------ Records shown

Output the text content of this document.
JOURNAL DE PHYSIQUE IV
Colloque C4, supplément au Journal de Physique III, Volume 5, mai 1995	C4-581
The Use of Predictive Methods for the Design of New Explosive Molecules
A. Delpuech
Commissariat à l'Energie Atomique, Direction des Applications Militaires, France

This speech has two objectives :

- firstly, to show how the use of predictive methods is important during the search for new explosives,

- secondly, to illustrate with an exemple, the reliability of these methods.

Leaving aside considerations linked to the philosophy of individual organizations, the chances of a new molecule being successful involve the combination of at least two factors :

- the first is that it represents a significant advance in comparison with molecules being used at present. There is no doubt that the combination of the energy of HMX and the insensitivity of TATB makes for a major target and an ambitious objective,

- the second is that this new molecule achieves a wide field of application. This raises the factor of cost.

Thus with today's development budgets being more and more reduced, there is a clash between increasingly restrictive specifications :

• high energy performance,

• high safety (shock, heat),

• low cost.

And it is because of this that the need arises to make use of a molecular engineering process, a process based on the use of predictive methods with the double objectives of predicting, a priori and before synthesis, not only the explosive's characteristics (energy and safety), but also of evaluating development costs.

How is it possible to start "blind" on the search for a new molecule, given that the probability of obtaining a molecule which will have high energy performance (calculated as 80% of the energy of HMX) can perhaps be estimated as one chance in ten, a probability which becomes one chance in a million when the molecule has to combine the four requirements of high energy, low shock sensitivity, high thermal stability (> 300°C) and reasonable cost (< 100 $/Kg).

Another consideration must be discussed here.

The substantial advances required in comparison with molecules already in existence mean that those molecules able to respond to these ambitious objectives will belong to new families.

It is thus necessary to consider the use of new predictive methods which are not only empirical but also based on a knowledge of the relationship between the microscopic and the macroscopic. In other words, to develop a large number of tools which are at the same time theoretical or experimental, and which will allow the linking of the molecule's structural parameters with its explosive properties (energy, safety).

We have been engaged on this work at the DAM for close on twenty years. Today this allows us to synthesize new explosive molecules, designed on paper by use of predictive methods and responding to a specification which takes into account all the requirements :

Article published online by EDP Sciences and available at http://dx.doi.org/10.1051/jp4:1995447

------------

_Short exercise:_
Output the entries exactly.

_Output of the task:_
Output the text content of this document.
JOURNAL DE PHYSIQUE IV
Colloque C4, supplément au Journal de Physique III, Volume 5, mai 1995	C4-581
The Use of Predictive Methods for the Design of New Explosive Molecules
A. Delpuech
Commissariat à l'Energie Atomique, Direction des Applications Militaires, France

This speech has two objectives :

- firstly, to show how the use of predictive methods is important during the search for new explosives,

- secondly, to illustrate with an exemple, the reliability of these methods.

Leaving aside considerations linked to the philosophy of individual organizations, the chances of a new molecule being successful involve the combination of at least two factors :

- the first is that it represents a significant advance in comparison with molecules being used at present. There is no doubt that the combination of the energy of HMX and the insensitivity of TATB makes for a major target and an ambitious objective,

- the second is that this new molecule achieves a wide field of application. This raises the factor of cost.

Thus with today's development budgets being more and more reduced, there is a clash between increasingly restrictive specifications :

• high energy performance,

• high safety (shock, heat),

• low cost.

And it is because of this that the need arises to make use of a molecular engineering process, a process based on the use of predictive methods with the double objectives of predicting, a priori and before synthesis, not only the explosive's characteristics (energy and safety), but also of evaluating development costs.

How is it possible to start "blind" on the search for a new molecule, given that the probability of obtaining a molecule which will have high energy performance (calculated as 80% of the energy of HMX) can perhaps be estimated as one chance in ten, a probability which becomes one chance in a million when the molecule has to combine the four requirements of high energy, low shock sensitivity, high thermal stability (> 300°C) and reasonable cost (< 100 $/Kg).

Another consideration must be discussed here.

The substantial advances required in comparison with molecules already in existence mean that those molecules able to respond to these ambitious objectives will belong to new families.

It is thus necessary to consider the use of new predictive methods which are not only empirical but also based on a knowledge of the relationship between the microscopic and the macroscopic. In other words, to develop a large number of tools which are at the same time theoretical or experimental, and which will allow the linking of the molecule's structural parameters with its explosive properties (energy, safety).

We have been engaged on this work at the DAM for close on twenty years. Today this allows us to synthesize new explosive molecules, designed on paper by use of predictive methods and responding to a specification which takes into account all the requirements :

Article published online by EDP Sciences and available at http://dx.doi.org/10.1051/jp4:1995447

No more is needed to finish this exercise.